Problem details
Show every line where "وكلما" occurs.
'''
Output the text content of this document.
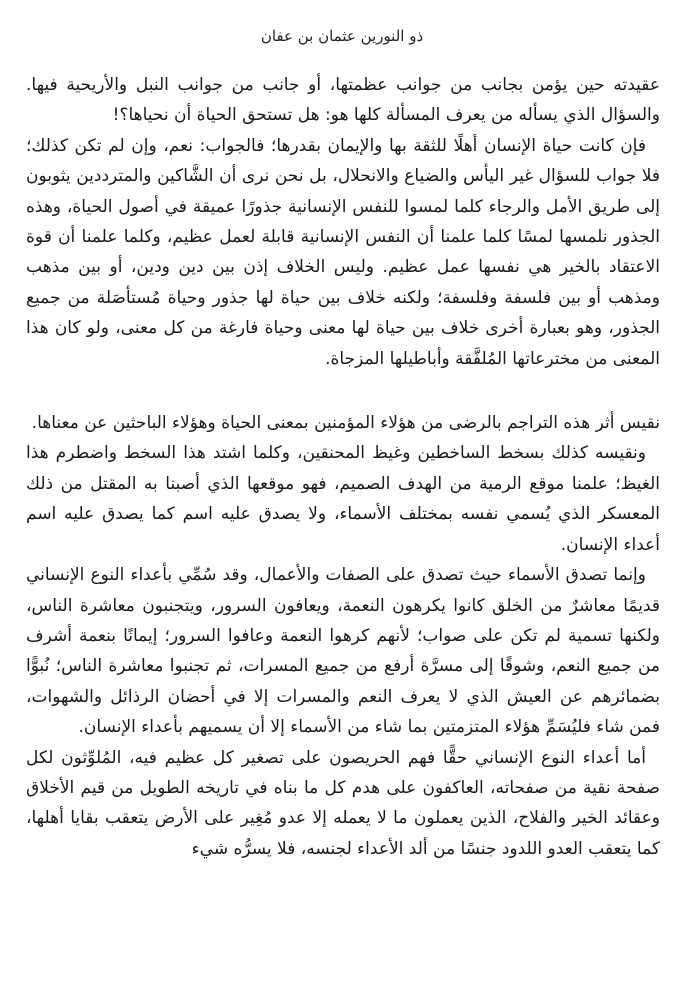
ذو النورين عثمان بن عفان

عقيدته حين يؤمن بجانب من جوانب عظمتها، أو جانب من جوانب النبل والأريحية فيها. والسؤال الذي يسأله من يعرف المسألة كلها هو: هل تستحق الحياة أن نحياها؟!

فإن كانت حياة الإنسان أهلًا للثقة بها والإيمان بقدرها؛ فالجواب: نعم، وإن لم تكن كذلك؛ فلا جواب للسؤال غير اليأس والضياع والانحلال، بل نحن نرى أن الشَّاكين والمترددين يثوبون إلى طريق الأمل والرجاء كلما لمسوا للنفس الإنسانية جذورًا عميقة في أصول الحياة، وهذه الجذور نلمسها لمسًا كلما علمنا أن النفس الإنسانية قابلة لعمل عظيم، وكلما علمنا أن قوة الاعتقاد بالخير هي نفسها عمل عظيم. وليس الخلاف إذن بين دين ودين، أو بين مذهب ومذهب أو بين فلسفة وفلسفة؛ ولكنه خلاف بين حياة لها جذور وحياة مُستأصَلة من جميع الجذور، وهو بعبارة أخرى خلاف بين حياة لها معنى وحياة فارغة من كل معنى، ولو كان هذا المعنى من مخترعاتها المُلفَّقة وأباطيلها المزجاة.

نقيس أثر هذه التراجم بالرضى من هؤلاء المؤمنين بمعنى الحياة وهؤلاء الباحثين عن معناها.

ونقيسه كذلك بسخط الساخطين وغيظ المحنقين، وكلما اشتد هذا السخط واضطرم هذا الغيظ؛ علمنا موقع الرمية من الهدف الصميم، فهو موقعها الذي أصبنا به المقتل من ذلك المعسكر الذي يُسمي نفسه بمختلف الأسماء، ولا يصدق عليه اسم كما يصدق عليه اسم أعداء الإنسان.

وإنما تصدق الأسماء حيث تصدق على الصفات والأعمال، وقد سُمِّي بأعداء النوع الإنساني قديمًا معاشرٌ من الخلق كانوا يكرهون النعمة، ويعافون السرور، ويتجنبون معاشرة الناس، ولكنها تسمية لم تكن على صواب؛ لأنهم كرهوا النعمة وعافوا السرور؛ إيمانًا بنعمة أشرف من جميع النعم، وشوقًا إلى مسرَّة أرفع من جميع المسرات، ثم تجنبوا معاشرة الناس؛ نُبوًّا بضمائرهم عن العيش الذي لا يعرف النعم والمسرات إلا في أحضان الرذائل والشهوات، فمن شاء فليُسَمِّ هؤلاء المتزمتين بما شاء من الأسماء إلا أن يسميهم بأعداء الإنسان.

أما أعداء النوع الإنساني حقًّا فهم الحريصون على تصغير كل عظيم فيه، المُلوِّثون لكل صفحة نقية من صفحاته، العاكفون على هدم كل ما بناه في تاريخه الطويل من قيم الأخلاق وعقائد الخير والفلاح، الذين يعملون ما لا يعمله إلا عدو مُغِير على الأرض يتعقب بقايا أهلها، كما يتعقب العدو اللدود جنسًا من ألد الأعداء لجنسه، فلا يسرُّه شيء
'''
Answer for the task
فإن كانت حياة الإنسان أهلًا للثقة بها والإيمان بقدرها؛ فالجواب: نعم، وإن لم تكن كذلك؛ فلا جواب للسؤال غير اليأس والضياع والانحلال، بل نحن نرى أن الشَّاكين والمترددين يثوبون إلى طريق الأمل والرجاء كلما لمسوا للنفس الإنسانية جذورًا عميقة في أصول الحياة، وهذه الجذور نلمسها لمسًا كلما علمنا أن النفس الإنسانية قابلة لعمل عظيم، وكلما علمنا أن قوة الاعتقاد بالخير هي نفسها عمل عظيم. وليس الخلاف إذن بين دين ودين، أو بين مذهب ومذهب أو بين فلسفة وفلسفة؛ ولكنه خلاف بين حياة لها جذور وحياة مُستأصَلة من جميع الجذور، وهو بعبارة أخرى خلاف بين حياة لها معنى وحياة فارغة من كل معنى، ولو كان هذا المعنى من مخترعاتها المُلفَّقة وأباطيلها المزجاة.
ونقيسه كذلك بسخط الساخطين وغيظ المحنقين، وكلما اشتد هذا السخط واضطرم هذا الغيظ؛ علمنا موقع الرمية من الهدف الصميم، فهو موقعها الذي أصبنا به المقتل من ذلك المعسكر الذي يُسمي نفسه بمختلف الأسماء، ولا يصدق عليه اسم كما يصدق عليه اسم أعداء الإنسان.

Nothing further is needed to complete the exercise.